Data for analysis

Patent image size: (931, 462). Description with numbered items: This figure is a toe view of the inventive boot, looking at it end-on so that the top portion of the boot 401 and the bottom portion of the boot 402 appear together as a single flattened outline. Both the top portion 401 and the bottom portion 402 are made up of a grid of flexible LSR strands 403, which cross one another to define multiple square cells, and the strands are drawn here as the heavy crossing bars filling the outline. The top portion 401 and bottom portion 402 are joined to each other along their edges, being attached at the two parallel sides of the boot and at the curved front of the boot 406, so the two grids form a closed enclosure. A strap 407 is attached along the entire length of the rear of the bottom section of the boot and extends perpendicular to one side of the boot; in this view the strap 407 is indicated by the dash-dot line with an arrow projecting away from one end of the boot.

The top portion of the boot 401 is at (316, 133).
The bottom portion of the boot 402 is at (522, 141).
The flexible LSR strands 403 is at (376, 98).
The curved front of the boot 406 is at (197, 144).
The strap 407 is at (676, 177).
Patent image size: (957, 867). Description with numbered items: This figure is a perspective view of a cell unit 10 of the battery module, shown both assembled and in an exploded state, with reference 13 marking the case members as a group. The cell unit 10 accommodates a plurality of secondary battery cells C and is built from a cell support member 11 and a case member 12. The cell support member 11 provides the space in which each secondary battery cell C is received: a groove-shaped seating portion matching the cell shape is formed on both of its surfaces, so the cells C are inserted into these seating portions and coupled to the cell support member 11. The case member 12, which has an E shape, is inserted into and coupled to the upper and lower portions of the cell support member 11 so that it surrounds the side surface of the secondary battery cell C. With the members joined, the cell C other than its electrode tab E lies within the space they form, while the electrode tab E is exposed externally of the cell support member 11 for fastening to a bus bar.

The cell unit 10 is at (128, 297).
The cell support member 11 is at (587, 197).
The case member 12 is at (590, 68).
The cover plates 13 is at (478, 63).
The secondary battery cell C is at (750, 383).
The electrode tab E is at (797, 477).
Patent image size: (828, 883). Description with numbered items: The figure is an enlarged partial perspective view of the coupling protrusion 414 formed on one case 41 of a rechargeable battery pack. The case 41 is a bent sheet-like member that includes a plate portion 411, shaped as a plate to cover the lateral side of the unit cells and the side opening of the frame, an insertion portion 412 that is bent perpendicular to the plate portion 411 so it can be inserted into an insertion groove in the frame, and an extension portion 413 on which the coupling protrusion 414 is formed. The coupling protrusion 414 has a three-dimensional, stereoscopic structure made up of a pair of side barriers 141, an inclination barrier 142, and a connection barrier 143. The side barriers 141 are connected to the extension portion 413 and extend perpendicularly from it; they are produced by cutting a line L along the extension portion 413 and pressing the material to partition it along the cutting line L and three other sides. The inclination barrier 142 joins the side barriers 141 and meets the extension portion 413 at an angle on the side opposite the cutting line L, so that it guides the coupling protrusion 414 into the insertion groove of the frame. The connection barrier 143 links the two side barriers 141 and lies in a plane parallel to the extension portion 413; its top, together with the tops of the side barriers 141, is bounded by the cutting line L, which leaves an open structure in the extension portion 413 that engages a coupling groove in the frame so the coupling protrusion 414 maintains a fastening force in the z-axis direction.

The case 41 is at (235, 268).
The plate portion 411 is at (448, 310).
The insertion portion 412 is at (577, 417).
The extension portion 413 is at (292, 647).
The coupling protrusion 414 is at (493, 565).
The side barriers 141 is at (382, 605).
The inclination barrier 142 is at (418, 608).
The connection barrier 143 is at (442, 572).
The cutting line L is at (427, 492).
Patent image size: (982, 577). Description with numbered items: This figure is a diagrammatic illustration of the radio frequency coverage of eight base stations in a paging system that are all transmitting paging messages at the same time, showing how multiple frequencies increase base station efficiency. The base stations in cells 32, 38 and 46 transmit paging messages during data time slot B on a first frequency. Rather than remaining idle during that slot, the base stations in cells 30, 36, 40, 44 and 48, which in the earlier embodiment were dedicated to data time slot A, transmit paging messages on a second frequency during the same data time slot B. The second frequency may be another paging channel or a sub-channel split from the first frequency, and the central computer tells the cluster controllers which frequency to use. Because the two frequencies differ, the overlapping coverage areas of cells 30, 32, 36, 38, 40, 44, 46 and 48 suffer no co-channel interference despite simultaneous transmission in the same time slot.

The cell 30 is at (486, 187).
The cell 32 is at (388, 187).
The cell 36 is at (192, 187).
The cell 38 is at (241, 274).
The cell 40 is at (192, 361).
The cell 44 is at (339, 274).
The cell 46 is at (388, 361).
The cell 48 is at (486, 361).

What this task involves
Transcribe the data in full, matching every line exactly.

Solution to the problem
Patent image size: (931, 462). Description with numbered items: This figure is a toe view of the inventive boot, looking at it end-on so that the top portion of the boot 401 and the bottom portion of the boot 402 appear together as a single flattened outline. Both the top portion 401 and the bottom portion 402 are made up of a grid of flexible LSR strands 403, which cross one another to define multiple square cells, and the strands are drawn here as the heavy crossing bars filling the outline. The top portion 401 and bottom portion 402 are joined to each other along their edges, being attached at the two parallel sides of the boot and at the curved front of the boot 406, so the two grids form a closed enclosure. A strap 407 is attached along the entire length of the rear of the bottom section of the boot and extends perpendicular to one side of the boot; in this view the strap 407 is indicated by the dash-dot line with an arrow projecting away from one end of the boot.

The top portion of the boot 401 is at (316, 133).
The bottom portion of the boot 402 is at (522, 141).
The flexible LSR strands 403 is at (376, 98).
The curved front of the boot 406 is at (197, 144).
The strap 407 is at (676, 177).
Patent image size: (957, 867). Description with numbered items: This figure is a perspective view of a cell unit 10 of the battery module, shown both assembled and in an exploded state, with reference 13 marking the case members as a group. The cell unit 10 accommodates a plurality of secondary battery cells C and is built from a cell support member 11 and a case member 12. The cell support member 11 provides the space in which each secondary battery cell C is received: a groove-shaped seating portion matching the cell shape is formed on both of its surfaces, so the cells C are inserted into these seating portions and coupled to the cell support member 11. The case member 12, which has an E shape, is inserted into and coupled to the upper and lower portions of the cell support member 11 so that it surrounds the side surface of the secondary battery cell C. With the members joined, the cell C other than its electrode tab E lies within the space they form, while the electrode tab E is exposed externally of the cell support member 11 for fastening to a bus bar.

The cell unit 10 is at (128, 297).
The cell support member 11 is at (587, 197).
The case member 12 is at (590, 68).
The cover plates 13 is at (478, 63).
The secondary battery cell C is at (750, 383).
The electrode tab E is at (797, 477).
Patent image size: (828, 883). Description with numbered items: The figure is an enlarged partial perspective view of the coupling protrusion 414 formed on one case 41 of a rechargeable battery pack. The case 41 is a bent sheet-like member that includes a plate portion 411, shaped as a plate to cover the lateral side of the unit cells and the side opening of the frame, an insertion portion 412 that is bent perpendicular to the plate portion 411 so it can be inserted into an insertion groove in the frame, and an extension portion 413 on which the coupling protrusion 414 is formed. The coupling protrusion 414 has a three-dimensional, stereoscopic structure made up of a pair of side barriers 141, an inclination barrier 142, and a connection barrier 143. The side barriers 141 are connected to the extension portion 413 and extend perpendicularly from it; they are produced by cutting a line L along the extension portion 413 and pressing the material to partition it along the cutting line L and three other sides. The inclination barrier 142 joins the side barriers 141 and meets the extension portion 413 at an angle on the side opposite the cutting line L, so that it guides the coupling protrusion 414 into the insertion groove of the frame. The connection barrier 143 links the two side barriers 141 and lies in a plane parallel to the extension portion 413; its top, together with the tops of the side barriers 141, is bounded by the cutting line L, which leaves an open structure in the extension portion 413 that engages a coupling groove in the frame so the coupling protrusion 414 maintains a fastening force in the z-axis direction.

The case 41 is at (235, 268).
The plate portion 411 is at (448, 310).
The insertion portion 412 is at (577, 417).
The extension portion 413 is at (292, 647).
The coupling protrusion 414 is at (493, 565).
The side barriers 141 is at (382, 605).
The inclination barrier 142 is at (418, 608).
The connection barrier 143 is at (442, 572).
The cutting line L is at (427, 492).
Patent image size: (982, 577). Description with numbered items: This figure is a diagrammatic illustration of the radio frequency coverage of eight base stations in a paging system that are all transmitting paging messages at the same time, showing how multiple frequencies increase base station efficiency. The base stations in cells 32, 38 and 46 transmit paging messages during data time slot B on a first frequency. Rather than remaining idle during that slot, the base stations in cells 30, 36, 40, 44 and 48, which in the earlier embodiment were dedicated to data time slot A, transmit paging messages on a second frequency during the same data time slot B. The second frequency may be another paging channel or a sub-channel split from the first frequency, and the central computer tells the cluster controllers which frequency to use. Because the two frequencies differ, the overlapping coverage areas of cells 30, 32, 36, 38, 40, 44, 46 and 48 suffer no co-channel interference despite simultaneous transmission in the same time slot.

The cell 30 is at (486, 187).
The cell 32 is at (388, 187).
The cell 36 is at (192, 187).
The cell 38 is at (241, 274).
The cell 40 is at (192, 361).
The cell 44 is at (339, 274).
The cell 46 is at (388, 361).
The cell 48 is at (486, 361).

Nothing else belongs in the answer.